> [TASK PROMPT]:
Using the material that follows, identify and copy each line with the string "Resistencia".

- - -

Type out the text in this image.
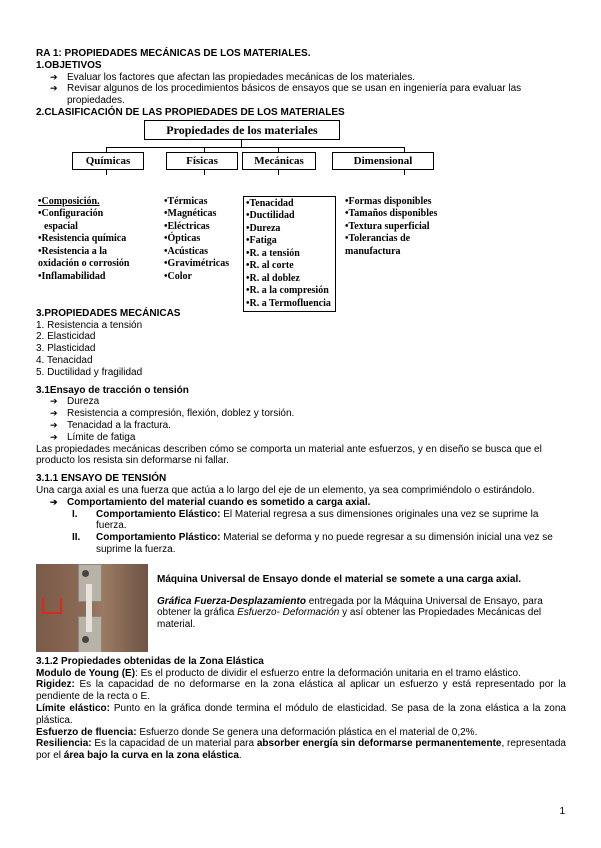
RA 1: PROPIEDADES MECÁNICAS DE LOS MATERIALES.
1.OBJETIVOS
➔ Evaluar los factores que afectan las propiedades mecánicas de los materiales.
➔ Revisar algunos de los procedimientos básicos de ensayos que se usan en ingeniería para evaluar las propiedades.
2.CLASIFICACIÓN DE LAS PROPIEDADES DE LOS MATERIALES
Propiedades de los materiales
Químicas	Físicas	Mecánicas	Dimensional
•Composición.
•Configuración
espacial
•Resistencia química
•Resistencia a la
oxidación o corrosión
•Inflamabilidad
•Térmicas
•Magnéticas
•Eléctricas
•Ópticas
•Acústicas
•Gravimétricas
•Color
•Tenacidad
•Ductilidad
•Dureza
•Fatiga
•R. a tensión
•R. al corte
•R. al doblez
•R. a la compresión
•R. a Termofluencia
•Formas disponibles
•Tamaños disponibles
•Textura superficial
•Tolerancias de
manufactura
3.PROPIEDADES MECÁNICAS
1. Resistencia a tensión
2. Elasticidad
3. Plasticidad
4. Tenacidad
5. Ductilidad y fragilidad
3.1Ensayo de tracción o tensión
➔ Dureza
➔ Resistencia a compresión, flexión, doblez y torsión.
➔ Tenacidad a la fractura.
➔ Límite de fatiga
Las propiedades mecánicas describen cómo se comporta un material ante esfuerzos, y en diseño se busca que el producto los resista sin deformarse ni fallar.
3.1.1 ENSAYO DE TENSIÓN
Una carga axial es una fuerza que actúa a lo largo del eje de un elemento, ya sea comprimiéndolo o estirándolo.
➔ Comportamiento del material cuando es sometido a carga axial.
I. Comportamiento Elástico: El Material regresa a sus dimensiones originales una vez se suprime la fuerza.
II. Comportamiento Plástico: Material se deforma y no puede regresar a su dimensión inicial una vez se suprime la fuerza.
Máquina Universal de Ensayo donde el material se somete a una carga axial.
Gráfica Fuerza-Desplazamiento entregada por la Máquina Universal de Ensayo, para obtener la gráfica Esfuerzo- Deformación y así obtener las Propiedades Mecánicas del material.
3.1.2 Propiedades obtenidas de la Zona Elástica
Modulo de Young (E): Es el producto de dividir el esfuerzo entre la deformación unitaria en el tramo elástico.
Rigidez: Es la capacidad de no deformarse en la zona elástica al aplicar un esfuerzo y está representado por la pendiente de la recta o E.
Límite elástico: Punto en la gráfica donde termina el módulo de elasticidad. Se pasa de la zona elástica a la zona plástica.
Esfuerzo de fluencia: Esfuerzo donde Se genera una deformación plástica en el material de 0,2%.
Resiliencia: Es la capacidad de un material para absorber energía sin deformarse permanentemente, representada por el área bajo la curva en la zona elástica.
1
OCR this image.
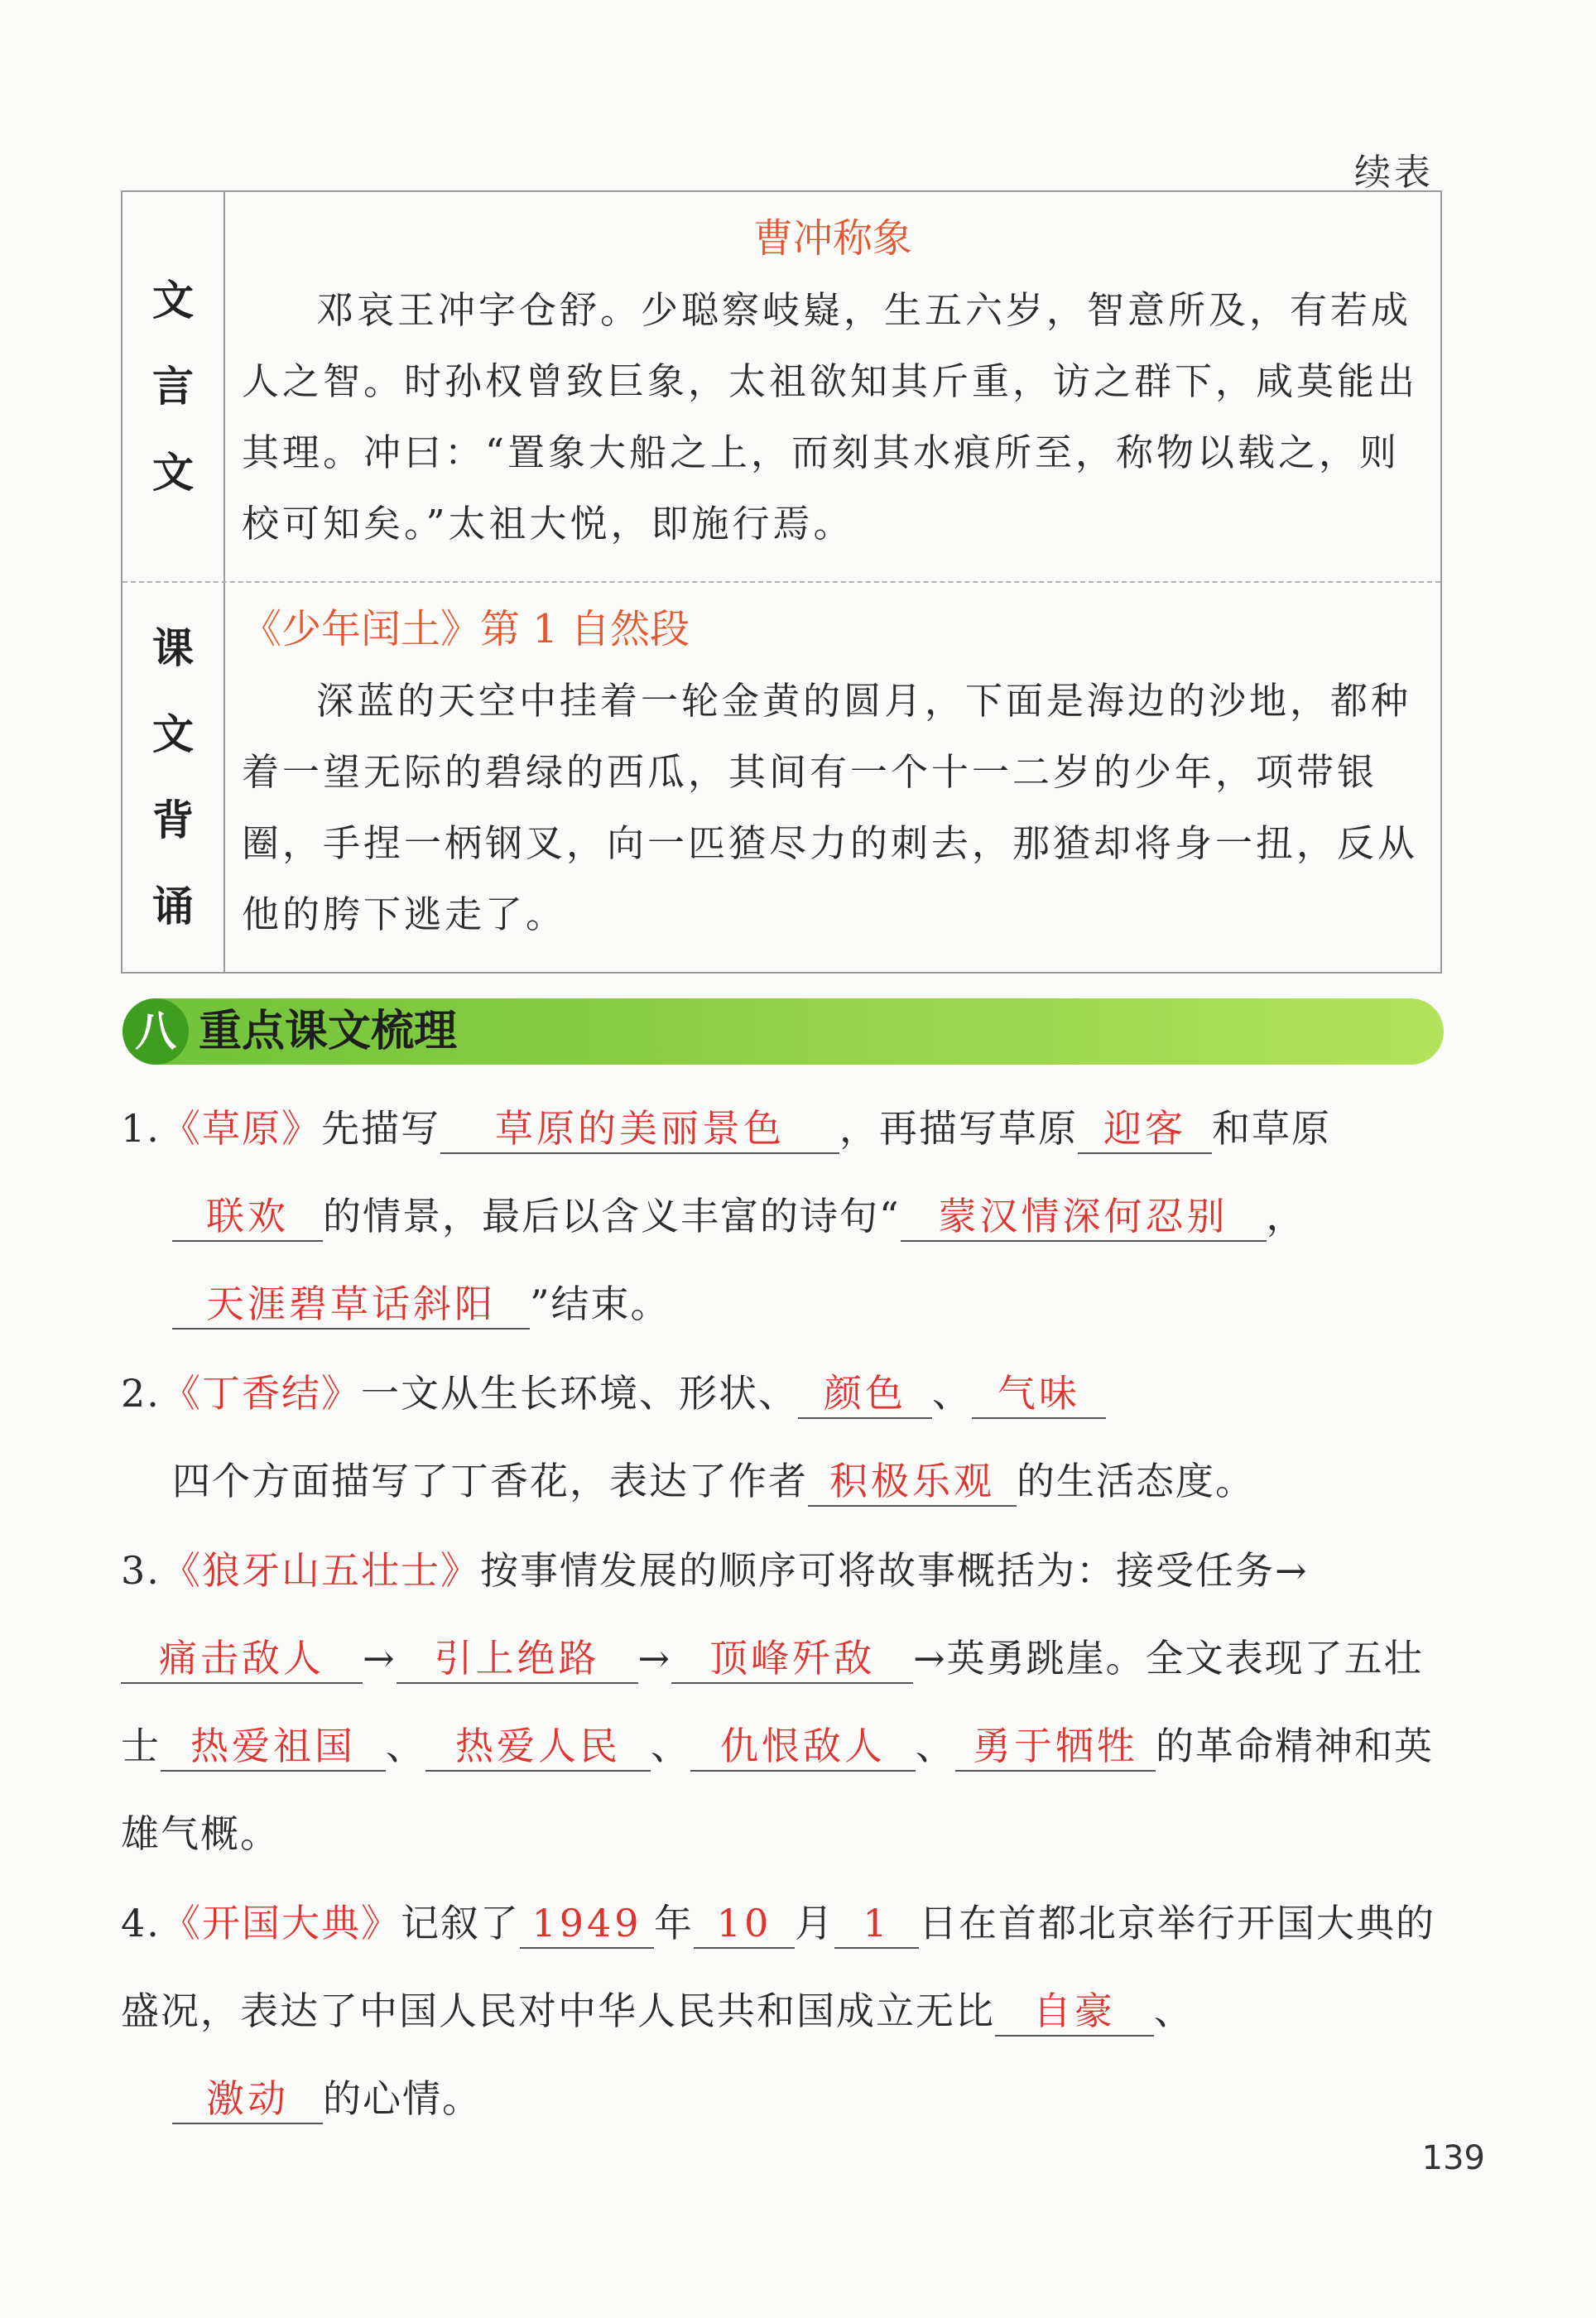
续表
文
言
文
曹冲称象
邓哀王冲字仓舒。少聪察岐嶷，生五六岁，智意所及，有若成人之智。时孙权曾致巨象，太祖欲知其斤重，访之群下，咸莫能出其理。冲曰：“置象大船之上，而刻其水痕所至，称物以载之，则校可知矣。”太祖大悦，即施行焉。
课
文
背
诵
《少年闰土》第 1 自然段
深蓝的天空中挂着一轮金黄的圆月，下面是海边的沙地，都种着一望无际的碧绿的西瓜，其间有一个十一二岁的少年，项带银圈，手捏一柄钢叉，向一匹猹尽力的刺去，那猹却将身一扭，反从他的胯下逃走了。
八 重点课文梳理
1.《草原》先描写 草原的美丽景色 ，再描写草原 迎客 和草原
联欢 的情景，最后以含义丰富的诗句“ 蒙汉情深何忍别 ，
天涯碧草话斜阳 ”结束。
2.《丁香结》一文从生长环境、形状、 颜色 、 气味
四个方面描写了丁香花，表达了作者 积极乐观 的生活态度。
3.《狼牙山五壮士》按事情发展的顺序可将故事概括为：接受任务→痛击敌人 → 引上绝路 → 顶峰歼敌 →英勇跳崖。全文表现了五壮士 热爱祖国 、 热爱人民 、 仇恨敌人 、 勇于牺牲 的革命精神和英雄气概。
4.《开国大典》记叙了 1949 年 10 月 1 日在首都北京举行开国大典的盛况，表达了中国人民对中华人民共和国成立无比 自豪 、
激动 的心情。
139
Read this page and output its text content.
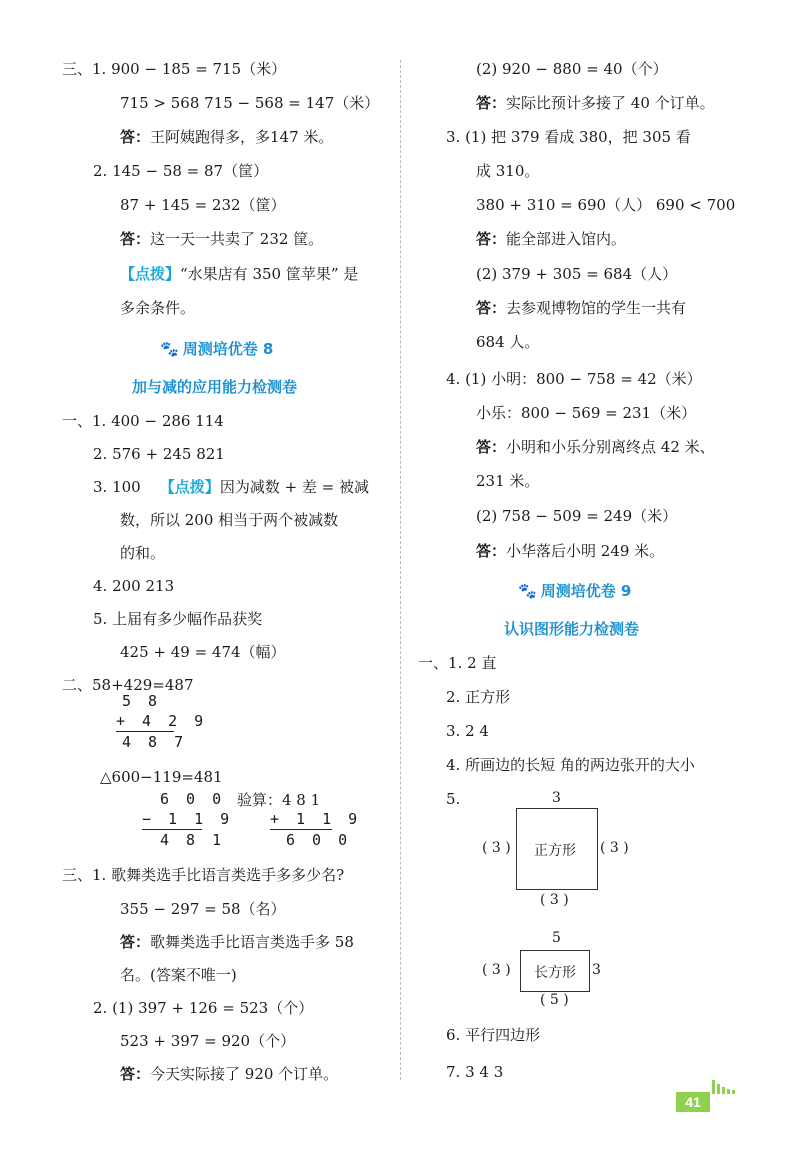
三、1. 900 − 185 = 715（米）
715 > 568 715 − 568 = 147（米）
答：王阿姨跑得多，多147 米。
2. 145 − 58 = 87（筐）
87 + 145 = 232（筐）
答：这一天一共卖了 232 筐。
【点拨】“水果店有 350 筐苹果” 是
多余条件。
🐾 周测培优卷 8
加与减的应用能力检测卷
一、1. 400 − 286 114
2. 576 + 245 821
3. 100 【点拨】因为减数 + 差 = 被减
数，所以 200 相当于两个被减数
的和。
4. 200 213
5. 上届有多少幅作品获奖
425 + 49 = 474（幅）
二、58+429=487
5 8
+ 4 2 9
4 8 7
△600−119=481
6 0 0
− 1 1 9
4 8 1
验算：4 8 1
+ 1 1 9
6 0 0
三、1. 歌舞类选手比语言类选手多多少名?
355 − 297 = 58（名）
答：歌舞类选手比语言类选手多 58
名。(答案不唯一)
2. (1) 397 + 126 = 523（个）
523 + 397 = 920（个）
答：今天实际接了 920 个订单。
(2) 920 − 880 = 40（个）
答：实际比预计多接了 40 个订单。
3. (1) 把 379 看成 380，把 305 看
成 310。
380 + 310 = 690（人） 690 < 700
答：能全部进入馆内。
(2) 379 + 305 = 684（人）
答：去参观博物馆的学生一共有
684 人。
4. (1) 小明：800 − 758 = 42（米）
小乐：800 − 569 = 231（米）
答：小明和小乐分别离终点 42 米、
231 米。
(2) 758 − 509 = 249（米）
答：小华落后小明 249 米。
🐾 周测培优卷 9
认识图形能力检测卷
一、1. 2 直
2. 正方形
3. 2 4
4. 所画边的长短 角的两边张开的大小
5.	3
( 3 ) 正方形 ( 3 )
( 3 )
5
( 3 ) 长方形 3
( 5 )
6. 平行四边形
7. 3 4 3
41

- - -

> [THE ANSWER]:
•Resistencia química
•Resistencia a la
1. Resistencia a tensión
➔ Resistencia a compresión, flexión, doblez y torsión.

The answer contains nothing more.